PROBLEM REQUIREMENTS: Format each line of the entries below as a numbered list, omitting any blank lines.

===== DATASET ENTRIES

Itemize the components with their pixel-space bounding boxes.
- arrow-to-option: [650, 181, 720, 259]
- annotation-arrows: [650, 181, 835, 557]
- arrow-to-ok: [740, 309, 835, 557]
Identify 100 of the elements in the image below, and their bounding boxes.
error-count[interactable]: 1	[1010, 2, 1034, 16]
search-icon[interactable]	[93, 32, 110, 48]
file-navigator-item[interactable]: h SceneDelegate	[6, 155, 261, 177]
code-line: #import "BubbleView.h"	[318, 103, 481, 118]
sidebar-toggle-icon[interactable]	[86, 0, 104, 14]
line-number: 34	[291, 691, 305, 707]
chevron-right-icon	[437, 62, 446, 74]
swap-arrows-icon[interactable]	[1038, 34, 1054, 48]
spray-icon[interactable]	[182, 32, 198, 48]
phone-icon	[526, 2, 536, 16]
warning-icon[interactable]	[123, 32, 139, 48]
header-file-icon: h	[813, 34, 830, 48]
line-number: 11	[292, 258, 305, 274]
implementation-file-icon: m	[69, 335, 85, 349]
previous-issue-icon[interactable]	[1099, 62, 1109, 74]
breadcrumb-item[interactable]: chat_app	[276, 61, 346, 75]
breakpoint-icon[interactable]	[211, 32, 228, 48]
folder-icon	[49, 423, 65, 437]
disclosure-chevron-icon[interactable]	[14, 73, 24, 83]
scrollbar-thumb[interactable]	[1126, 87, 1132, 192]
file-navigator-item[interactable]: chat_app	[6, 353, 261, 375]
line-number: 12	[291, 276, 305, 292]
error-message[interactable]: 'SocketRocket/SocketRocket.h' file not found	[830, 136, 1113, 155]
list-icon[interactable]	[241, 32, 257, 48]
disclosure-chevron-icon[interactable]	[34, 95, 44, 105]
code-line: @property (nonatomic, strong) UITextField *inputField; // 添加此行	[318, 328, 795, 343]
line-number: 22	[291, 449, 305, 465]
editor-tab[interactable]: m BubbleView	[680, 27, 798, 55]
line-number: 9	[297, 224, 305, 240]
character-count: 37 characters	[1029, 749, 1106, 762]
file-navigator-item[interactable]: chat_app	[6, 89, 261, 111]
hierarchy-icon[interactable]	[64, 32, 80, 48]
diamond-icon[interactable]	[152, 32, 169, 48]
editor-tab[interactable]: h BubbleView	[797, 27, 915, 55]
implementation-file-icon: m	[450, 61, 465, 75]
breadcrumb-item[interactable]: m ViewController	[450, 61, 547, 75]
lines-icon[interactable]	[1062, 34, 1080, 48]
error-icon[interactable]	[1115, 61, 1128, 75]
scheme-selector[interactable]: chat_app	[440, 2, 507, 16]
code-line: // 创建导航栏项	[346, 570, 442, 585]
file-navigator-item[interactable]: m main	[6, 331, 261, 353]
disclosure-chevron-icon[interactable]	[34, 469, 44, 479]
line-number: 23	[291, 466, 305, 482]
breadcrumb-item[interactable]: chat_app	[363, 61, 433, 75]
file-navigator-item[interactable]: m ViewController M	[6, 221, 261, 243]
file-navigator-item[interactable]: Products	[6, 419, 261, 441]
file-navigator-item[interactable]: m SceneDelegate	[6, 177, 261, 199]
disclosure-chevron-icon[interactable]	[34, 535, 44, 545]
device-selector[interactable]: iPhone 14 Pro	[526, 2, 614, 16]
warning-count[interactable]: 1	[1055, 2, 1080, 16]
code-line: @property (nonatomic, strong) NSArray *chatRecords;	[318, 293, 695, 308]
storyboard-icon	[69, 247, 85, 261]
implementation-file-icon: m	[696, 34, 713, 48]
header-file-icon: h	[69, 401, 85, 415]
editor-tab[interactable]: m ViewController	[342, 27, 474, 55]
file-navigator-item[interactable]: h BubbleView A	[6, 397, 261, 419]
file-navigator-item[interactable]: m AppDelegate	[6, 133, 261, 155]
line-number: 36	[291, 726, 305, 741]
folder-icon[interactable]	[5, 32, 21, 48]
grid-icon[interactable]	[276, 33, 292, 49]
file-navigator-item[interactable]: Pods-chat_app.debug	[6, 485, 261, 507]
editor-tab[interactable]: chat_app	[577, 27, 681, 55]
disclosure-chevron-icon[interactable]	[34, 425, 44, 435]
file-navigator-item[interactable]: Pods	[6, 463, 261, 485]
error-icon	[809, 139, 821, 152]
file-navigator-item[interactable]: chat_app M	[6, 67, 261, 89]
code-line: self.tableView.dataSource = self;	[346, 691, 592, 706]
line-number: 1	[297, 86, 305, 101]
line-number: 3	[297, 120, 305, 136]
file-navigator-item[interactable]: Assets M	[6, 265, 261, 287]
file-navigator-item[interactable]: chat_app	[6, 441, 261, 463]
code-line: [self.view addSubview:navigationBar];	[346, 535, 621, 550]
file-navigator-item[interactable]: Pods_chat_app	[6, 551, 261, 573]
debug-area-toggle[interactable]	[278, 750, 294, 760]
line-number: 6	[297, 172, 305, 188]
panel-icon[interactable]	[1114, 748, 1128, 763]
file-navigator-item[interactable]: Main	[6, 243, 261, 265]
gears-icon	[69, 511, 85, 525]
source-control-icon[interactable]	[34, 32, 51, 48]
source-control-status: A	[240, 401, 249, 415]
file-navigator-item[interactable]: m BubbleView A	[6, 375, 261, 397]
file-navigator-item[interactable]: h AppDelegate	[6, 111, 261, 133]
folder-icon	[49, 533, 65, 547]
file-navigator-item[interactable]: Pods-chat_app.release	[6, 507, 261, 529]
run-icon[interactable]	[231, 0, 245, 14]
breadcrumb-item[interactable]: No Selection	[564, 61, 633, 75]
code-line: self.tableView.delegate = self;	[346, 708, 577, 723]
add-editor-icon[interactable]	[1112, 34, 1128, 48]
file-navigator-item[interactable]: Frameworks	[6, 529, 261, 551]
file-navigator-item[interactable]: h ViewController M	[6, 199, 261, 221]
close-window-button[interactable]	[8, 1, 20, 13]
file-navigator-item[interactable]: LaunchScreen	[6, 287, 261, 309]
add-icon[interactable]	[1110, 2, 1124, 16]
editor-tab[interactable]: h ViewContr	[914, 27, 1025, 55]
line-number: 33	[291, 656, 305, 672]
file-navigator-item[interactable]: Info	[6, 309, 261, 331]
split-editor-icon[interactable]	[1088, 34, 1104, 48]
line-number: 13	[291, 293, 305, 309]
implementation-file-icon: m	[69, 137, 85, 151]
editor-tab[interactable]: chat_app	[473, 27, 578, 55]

==========

RESULT OF THIS EXERCISE:
1. Itemize the components with their pixel-space bounding boxes.
2. - arrow-to-option: [650, 181, 720, 259]
3. - annotation-arrows: [650, 181, 835, 557]
4. - arrow-to-ok: [740, 309, 835, 557]
5. Identify 100 of the elements in the image below, and their bounding boxes.
6. error-count[interactable]: 1	[1010, 2, 1034, 16]
7. search-icon[interactable]	[93, 32, 110, 48]
8. file-navigator-item[interactable]: h SceneDelegate	[6, 155, 261, 177]
9. code-line: #import "BubbleView.h"	[318, 103, 481, 118]
10. sidebar-toggle-icon[interactable]	[86, 0, 104, 14]
11. line-number: 34	[291, 691, 305, 707]
12. chevron-right-icon	[437, 62, 446, 74]
13. swap-arrows-icon[interactable]	[1038, 34, 1054, 48]
14. spray-icon[interactable]	[182, 32, 198, 48]
15. phone-icon	[526, 2, 536, 16]
16. warning-icon[interactable]	[123, 32, 139, 48]
17. header-file-icon: h	[813, 34, 830, 48]
18. line-number: 11	[292, 258, 305, 274]
19. implementation-file-icon: m	[69, 335, 85, 349]
20. previous-issue-icon[interactable]	[1099, 62, 1109, 74]
21. breadcrumb-item[interactable]: chat_app	[276, 61, 346, 75]
22. breakpoint-icon[interactable]	[211, 32, 228, 48]
23. folder-icon	[49, 423, 65, 437]
24. disclosure-chevron-icon[interactable]	[14, 73, 24, 83]
25. scrollbar-thumb[interactable]	[1126, 87, 1132, 192]
26. file-navigator-item[interactable]: chat_app	[6, 353, 261, 375]
27. line-number: 12	[291, 276, 305, 292]
28. error-message[interactable]: 'SocketRocket/SocketRocket.h' file not found	[830, 136, 1113, 155]
29. list-icon[interactable]	[241, 32, 257, 48]
30. disclosure-chevron-icon[interactable]	[34, 95, 44, 105]
31. code-line: @property (nonatomic, strong) UITextField *inputField; // 添加此行	[318, 328, 795, 343]
32. line-number: 22	[291, 449, 305, 465]
33. editor-tab[interactable]: m BubbleView	[680, 27, 798, 55]
34. line-number: 9	[297, 224, 305, 240]
35. character-count: 37 characters	[1029, 749, 1106, 762]
36. file-navigator-item[interactable]: chat_app	[6, 89, 261, 111]
37. hierarchy-icon[interactable]	[64, 32, 80, 48]
38. diamond-icon[interactable]	[152, 32, 169, 48]
39. editor-tab[interactable]: h BubbleView	[797, 27, 915, 55]
40. implementation-file-icon: m	[450, 61, 465, 75]
41. breadcrumb-item[interactable]: m ViewController	[450, 61, 547, 75]
42. lines-icon[interactable]	[1062, 34, 1080, 48]
43. error-icon[interactable]	[1115, 61, 1128, 75]
44. scheme-selector[interactable]: chat_app	[440, 2, 507, 16]
45. code-line: // 创建导航栏项	[346, 570, 442, 585]
46. file-navigator-item[interactable]: m main	[6, 331, 261, 353]
47. disclosure-chevron-icon[interactable]	[34, 469, 44, 479]
48. line-number: 23	[291, 466, 305, 482]
49. breadcrumb-item[interactable]: chat_app	[363, 61, 433, 75]
50. file-navigator-item[interactable]: m ViewController M	[6, 221, 261, 243]
51. file-navigator-item[interactable]: Products	[6, 419, 261, 441]
52. file-navigator-item[interactable]: m SceneDelegate	[6, 177, 261, 199]
53. disclosure-chevron-icon[interactable]	[34, 535, 44, 545]
54. device-selector[interactable]: iPhone 14 Pro	[526, 2, 614, 16]
55. warning-count[interactable]: 1	[1055, 2, 1080, 16]
56. code-line: @property (nonatomic, strong) NSArray *chatRecords;	[318, 293, 695, 308]
57. storyboard-icon	[69, 247, 85, 261]
58. implementation-file-icon: m	[696, 34, 713, 48]
59. header-file-icon: h	[69, 401, 85, 415]
60. editor-tab[interactable]: m ViewController	[342, 27, 474, 55]
61. file-navigator-item[interactable]: h BubbleView A	[6, 397, 261, 419]
62. file-navigator-item[interactable]: m AppDelegate	[6, 133, 261, 155]
63. line-number: 36	[291, 726, 305, 741]
64. folder-icon[interactable]	[5, 32, 21, 48]
65. grid-icon[interactable]	[276, 33, 292, 49]
66. file-navigator-item[interactable]: Pods-chat_app.debug	[6, 485, 261, 507]
67. editor-tab[interactable]: chat_app	[577, 27, 681, 55]
68. disclosure-chevron-icon[interactable]	[34, 425, 44, 435]
69. file-navigator-item[interactable]: Pods	[6, 463, 261, 485]
70. error-icon	[809, 139, 821, 152]
71. file-navigator-item[interactable]: chat_app M	[6, 67, 261, 89]
72. code-line: self.tableView.dataSource = self;	[346, 691, 592, 706]
73. line-number: 1	[297, 86, 305, 101]
74. line-number: 3	[297, 120, 305, 136]
75. file-navigator-item[interactable]: Assets M	[6, 265, 261, 287]
76. file-navigator-item[interactable]: chat_app	[6, 441, 261, 463]
77. code-line: [self.view addSubview:navigationBar];	[346, 535, 621, 550]
78. file-navigator-item[interactable]: Pods_chat_app	[6, 551, 261, 573]
79. debug-area-toggle[interactable]	[278, 750, 294, 760]
80. line-number: 6	[297, 172, 305, 188]
81. panel-icon[interactable]	[1114, 748, 1128, 763]
82. file-navigator-item[interactable]: Main	[6, 243, 261, 265]
83. gears-icon	[69, 511, 85, 525]
84. source-control-icon[interactable]	[34, 32, 51, 48]
85. source-control-status: A	[240, 401, 249, 415]
86. file-navigator-item[interactable]: m BubbleView A	[6, 375, 261, 397]
87. file-navigator-item[interactable]: h AppDelegate	[6, 111, 261, 133]
88. folder-icon	[49, 533, 65, 547]
89. file-navigator-item[interactable]: Pods-chat_app.release	[6, 507, 261, 529]
90. run-icon[interactable]	[231, 0, 245, 14]
91. breadcrumb-item[interactable]: No Selection	[564, 61, 633, 75]
92. code-line: self.tableView.delegate = self;	[346, 708, 577, 723]
93. add-editor-icon[interactable]	[1112, 34, 1128, 48]
94. file-navigator-item[interactable]: Frameworks	[6, 529, 261, 551]
95. file-navigator-item[interactable]: h ViewController M	[6, 199, 261, 221]
96. close-window-button[interactable]	[8, 1, 20, 13]
97. file-navigator-item[interactable]: LaunchScreen	[6, 287, 261, 309]
98. add-icon[interactable]	[1110, 2, 1124, 16]
99. editor-tab[interactable]: h ViewContr	[914, 27, 1025, 55]
100. line-number: 33	[291, 656, 305, 672]
101. file-navigator-item[interactable]: Info	[6, 309, 261, 331]
102. split-editor-icon[interactable]	[1088, 34, 1104, 48]
103. line-number: 13	[291, 293, 305, 309]
104. implementation-file-icon: m	[69, 137, 85, 151]
105. editor-tab[interactable]: chat_app	[473, 27, 578, 55]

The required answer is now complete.